Dataset items:
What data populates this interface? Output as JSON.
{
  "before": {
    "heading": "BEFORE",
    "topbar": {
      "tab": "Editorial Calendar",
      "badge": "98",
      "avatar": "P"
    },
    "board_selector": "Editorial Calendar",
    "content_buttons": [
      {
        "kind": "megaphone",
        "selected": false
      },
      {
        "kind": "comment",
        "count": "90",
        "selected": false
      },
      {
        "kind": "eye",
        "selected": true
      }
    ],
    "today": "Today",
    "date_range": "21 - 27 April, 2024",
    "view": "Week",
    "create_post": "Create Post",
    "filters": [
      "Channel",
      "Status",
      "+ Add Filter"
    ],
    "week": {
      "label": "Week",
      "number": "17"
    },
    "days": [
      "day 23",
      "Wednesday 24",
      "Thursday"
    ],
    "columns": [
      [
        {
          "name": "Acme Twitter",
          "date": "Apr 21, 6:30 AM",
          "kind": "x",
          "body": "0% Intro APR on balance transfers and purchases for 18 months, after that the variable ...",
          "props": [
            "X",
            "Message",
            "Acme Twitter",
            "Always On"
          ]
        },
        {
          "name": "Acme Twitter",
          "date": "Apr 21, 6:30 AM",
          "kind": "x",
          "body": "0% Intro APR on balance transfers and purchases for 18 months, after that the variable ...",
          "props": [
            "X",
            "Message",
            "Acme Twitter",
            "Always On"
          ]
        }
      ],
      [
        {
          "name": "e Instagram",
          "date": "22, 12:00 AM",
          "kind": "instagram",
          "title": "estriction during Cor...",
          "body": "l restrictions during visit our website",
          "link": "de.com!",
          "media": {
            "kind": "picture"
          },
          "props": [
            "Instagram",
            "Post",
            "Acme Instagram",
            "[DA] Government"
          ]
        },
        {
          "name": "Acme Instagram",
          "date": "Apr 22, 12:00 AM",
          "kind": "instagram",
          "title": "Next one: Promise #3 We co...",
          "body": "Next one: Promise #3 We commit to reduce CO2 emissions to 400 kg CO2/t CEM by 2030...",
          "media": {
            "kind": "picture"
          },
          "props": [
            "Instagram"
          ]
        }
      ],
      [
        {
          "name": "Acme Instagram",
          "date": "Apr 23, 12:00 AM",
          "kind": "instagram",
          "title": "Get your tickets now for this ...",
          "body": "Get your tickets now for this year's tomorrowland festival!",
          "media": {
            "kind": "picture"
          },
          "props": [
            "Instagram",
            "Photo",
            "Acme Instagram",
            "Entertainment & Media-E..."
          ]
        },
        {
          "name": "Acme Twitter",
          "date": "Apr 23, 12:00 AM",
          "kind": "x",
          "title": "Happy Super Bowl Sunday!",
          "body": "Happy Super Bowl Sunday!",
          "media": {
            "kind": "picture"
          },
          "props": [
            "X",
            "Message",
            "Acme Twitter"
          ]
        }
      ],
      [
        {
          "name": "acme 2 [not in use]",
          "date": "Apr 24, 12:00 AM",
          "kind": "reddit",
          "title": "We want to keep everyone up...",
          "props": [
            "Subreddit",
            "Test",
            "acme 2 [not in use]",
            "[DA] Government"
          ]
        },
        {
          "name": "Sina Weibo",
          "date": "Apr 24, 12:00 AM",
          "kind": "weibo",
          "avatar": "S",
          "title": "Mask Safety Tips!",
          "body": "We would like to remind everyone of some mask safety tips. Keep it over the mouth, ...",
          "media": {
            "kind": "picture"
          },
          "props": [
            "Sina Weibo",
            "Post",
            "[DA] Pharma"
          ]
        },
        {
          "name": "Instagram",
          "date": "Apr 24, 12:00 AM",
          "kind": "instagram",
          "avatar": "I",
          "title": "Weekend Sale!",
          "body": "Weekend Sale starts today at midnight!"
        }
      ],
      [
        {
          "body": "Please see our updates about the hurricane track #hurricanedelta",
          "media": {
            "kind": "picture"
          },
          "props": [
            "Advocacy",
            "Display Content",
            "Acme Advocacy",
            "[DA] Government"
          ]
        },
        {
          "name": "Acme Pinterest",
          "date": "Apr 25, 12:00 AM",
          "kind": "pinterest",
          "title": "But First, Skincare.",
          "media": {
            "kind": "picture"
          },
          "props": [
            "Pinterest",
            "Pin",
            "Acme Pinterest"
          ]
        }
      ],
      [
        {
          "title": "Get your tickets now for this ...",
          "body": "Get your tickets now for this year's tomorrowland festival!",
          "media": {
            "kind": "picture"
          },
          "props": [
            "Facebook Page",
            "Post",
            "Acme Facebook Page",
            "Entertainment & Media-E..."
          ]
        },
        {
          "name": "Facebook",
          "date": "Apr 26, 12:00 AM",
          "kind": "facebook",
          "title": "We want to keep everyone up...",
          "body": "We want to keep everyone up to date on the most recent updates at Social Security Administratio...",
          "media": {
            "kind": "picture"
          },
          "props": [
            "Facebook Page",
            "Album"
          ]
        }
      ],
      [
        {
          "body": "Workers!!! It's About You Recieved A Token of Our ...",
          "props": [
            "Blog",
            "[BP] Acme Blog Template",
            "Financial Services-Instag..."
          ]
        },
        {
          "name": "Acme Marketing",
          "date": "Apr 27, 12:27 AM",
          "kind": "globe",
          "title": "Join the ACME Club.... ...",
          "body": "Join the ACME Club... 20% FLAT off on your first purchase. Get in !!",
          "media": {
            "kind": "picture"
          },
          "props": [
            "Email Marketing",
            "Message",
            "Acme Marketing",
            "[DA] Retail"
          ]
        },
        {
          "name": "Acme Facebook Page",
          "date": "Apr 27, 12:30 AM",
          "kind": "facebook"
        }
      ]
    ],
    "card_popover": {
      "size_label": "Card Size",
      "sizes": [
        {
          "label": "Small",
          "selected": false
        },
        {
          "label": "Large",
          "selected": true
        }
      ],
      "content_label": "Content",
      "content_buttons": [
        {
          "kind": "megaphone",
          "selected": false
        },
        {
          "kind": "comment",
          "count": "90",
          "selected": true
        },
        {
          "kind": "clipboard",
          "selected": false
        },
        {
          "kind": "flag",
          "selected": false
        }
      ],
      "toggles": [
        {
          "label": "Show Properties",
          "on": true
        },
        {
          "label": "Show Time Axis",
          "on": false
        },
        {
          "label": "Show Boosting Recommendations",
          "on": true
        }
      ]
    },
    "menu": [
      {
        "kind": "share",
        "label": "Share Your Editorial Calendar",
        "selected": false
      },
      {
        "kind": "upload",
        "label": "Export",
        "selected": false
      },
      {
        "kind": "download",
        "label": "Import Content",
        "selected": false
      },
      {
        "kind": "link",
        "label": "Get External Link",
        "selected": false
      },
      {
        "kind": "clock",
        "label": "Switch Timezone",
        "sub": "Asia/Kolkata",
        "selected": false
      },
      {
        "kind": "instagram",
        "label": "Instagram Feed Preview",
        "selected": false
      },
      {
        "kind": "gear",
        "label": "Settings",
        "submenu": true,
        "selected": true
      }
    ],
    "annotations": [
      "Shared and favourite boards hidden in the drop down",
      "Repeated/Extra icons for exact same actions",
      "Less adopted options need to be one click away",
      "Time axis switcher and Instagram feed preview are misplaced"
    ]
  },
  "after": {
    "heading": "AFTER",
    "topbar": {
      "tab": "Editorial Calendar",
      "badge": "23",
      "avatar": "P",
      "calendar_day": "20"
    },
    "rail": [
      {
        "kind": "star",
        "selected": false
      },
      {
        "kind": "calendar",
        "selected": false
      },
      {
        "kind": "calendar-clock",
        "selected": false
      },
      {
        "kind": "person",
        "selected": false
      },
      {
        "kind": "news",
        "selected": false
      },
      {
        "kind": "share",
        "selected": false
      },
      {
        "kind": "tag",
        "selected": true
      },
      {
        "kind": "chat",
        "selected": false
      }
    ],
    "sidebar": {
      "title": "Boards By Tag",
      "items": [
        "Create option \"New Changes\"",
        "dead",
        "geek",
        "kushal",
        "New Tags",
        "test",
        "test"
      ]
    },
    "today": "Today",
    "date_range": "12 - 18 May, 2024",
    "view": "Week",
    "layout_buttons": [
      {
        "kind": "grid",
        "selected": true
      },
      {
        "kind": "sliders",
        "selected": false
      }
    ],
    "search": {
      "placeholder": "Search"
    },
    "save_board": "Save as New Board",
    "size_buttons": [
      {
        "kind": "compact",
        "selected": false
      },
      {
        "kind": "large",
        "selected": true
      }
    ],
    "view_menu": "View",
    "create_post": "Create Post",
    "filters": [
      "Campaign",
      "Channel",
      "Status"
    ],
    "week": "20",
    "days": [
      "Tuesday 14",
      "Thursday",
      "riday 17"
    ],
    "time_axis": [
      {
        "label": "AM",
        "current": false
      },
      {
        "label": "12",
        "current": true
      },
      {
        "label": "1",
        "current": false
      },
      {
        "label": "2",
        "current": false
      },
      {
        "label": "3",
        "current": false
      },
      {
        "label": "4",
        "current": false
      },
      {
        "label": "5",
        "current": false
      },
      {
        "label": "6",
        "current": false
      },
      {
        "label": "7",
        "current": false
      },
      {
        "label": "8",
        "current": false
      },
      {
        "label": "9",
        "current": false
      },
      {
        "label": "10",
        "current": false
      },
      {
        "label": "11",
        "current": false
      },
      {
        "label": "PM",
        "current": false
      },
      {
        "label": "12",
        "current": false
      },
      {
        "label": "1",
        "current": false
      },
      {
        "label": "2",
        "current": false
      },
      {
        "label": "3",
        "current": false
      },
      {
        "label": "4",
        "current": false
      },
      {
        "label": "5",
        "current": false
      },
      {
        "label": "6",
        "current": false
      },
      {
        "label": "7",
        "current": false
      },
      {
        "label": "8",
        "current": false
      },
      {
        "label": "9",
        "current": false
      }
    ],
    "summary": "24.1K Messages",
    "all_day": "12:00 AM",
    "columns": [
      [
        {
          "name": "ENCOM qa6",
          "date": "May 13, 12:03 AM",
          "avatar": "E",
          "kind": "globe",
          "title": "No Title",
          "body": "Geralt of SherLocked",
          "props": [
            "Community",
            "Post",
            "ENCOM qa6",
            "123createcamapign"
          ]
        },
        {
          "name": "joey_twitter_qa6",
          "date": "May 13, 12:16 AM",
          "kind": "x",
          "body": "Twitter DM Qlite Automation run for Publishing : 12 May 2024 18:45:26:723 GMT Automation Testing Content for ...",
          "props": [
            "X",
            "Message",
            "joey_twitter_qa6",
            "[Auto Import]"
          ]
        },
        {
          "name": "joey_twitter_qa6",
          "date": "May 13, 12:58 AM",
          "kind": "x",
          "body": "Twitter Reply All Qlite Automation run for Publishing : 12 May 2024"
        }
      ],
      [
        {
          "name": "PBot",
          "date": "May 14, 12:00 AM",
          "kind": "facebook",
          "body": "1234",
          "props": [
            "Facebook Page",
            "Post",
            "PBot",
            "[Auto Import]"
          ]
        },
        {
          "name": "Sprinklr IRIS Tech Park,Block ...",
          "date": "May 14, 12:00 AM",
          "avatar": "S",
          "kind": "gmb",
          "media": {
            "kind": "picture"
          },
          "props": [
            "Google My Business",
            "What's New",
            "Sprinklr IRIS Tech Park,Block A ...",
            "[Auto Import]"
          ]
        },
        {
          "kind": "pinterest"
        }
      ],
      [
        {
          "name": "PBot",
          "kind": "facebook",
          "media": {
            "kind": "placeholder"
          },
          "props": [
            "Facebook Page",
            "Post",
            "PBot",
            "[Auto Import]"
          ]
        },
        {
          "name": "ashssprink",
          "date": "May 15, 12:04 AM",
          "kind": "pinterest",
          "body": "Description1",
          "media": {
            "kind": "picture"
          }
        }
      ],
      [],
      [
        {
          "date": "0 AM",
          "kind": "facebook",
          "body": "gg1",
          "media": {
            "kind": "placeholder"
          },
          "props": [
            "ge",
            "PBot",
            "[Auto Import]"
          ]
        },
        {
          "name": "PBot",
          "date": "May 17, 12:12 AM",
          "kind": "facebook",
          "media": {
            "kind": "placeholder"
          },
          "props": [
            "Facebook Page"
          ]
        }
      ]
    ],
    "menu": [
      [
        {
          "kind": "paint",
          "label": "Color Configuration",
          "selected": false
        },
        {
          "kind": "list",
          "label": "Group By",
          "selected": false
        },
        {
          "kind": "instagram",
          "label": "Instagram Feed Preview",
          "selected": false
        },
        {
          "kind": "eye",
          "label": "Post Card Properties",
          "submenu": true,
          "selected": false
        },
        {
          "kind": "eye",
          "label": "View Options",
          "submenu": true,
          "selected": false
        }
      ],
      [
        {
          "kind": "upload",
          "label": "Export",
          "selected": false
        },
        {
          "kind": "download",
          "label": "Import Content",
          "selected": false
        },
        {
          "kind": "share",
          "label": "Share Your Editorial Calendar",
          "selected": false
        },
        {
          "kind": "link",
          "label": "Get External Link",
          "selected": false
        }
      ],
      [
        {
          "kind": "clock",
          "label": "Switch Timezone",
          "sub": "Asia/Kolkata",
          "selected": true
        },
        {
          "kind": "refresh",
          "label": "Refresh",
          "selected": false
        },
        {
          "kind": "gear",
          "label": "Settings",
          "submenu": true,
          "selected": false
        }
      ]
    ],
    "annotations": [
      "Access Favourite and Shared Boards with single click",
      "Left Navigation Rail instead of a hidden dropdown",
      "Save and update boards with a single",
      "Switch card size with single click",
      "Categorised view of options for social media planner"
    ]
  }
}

Aim ▸ Look through the data above. Each line containing the word "Sale" needs to be copied.

Output of the exercise ▸
          "title": "Weekend Sale!",
          "body": "Weekend Sale starts today at midnight!"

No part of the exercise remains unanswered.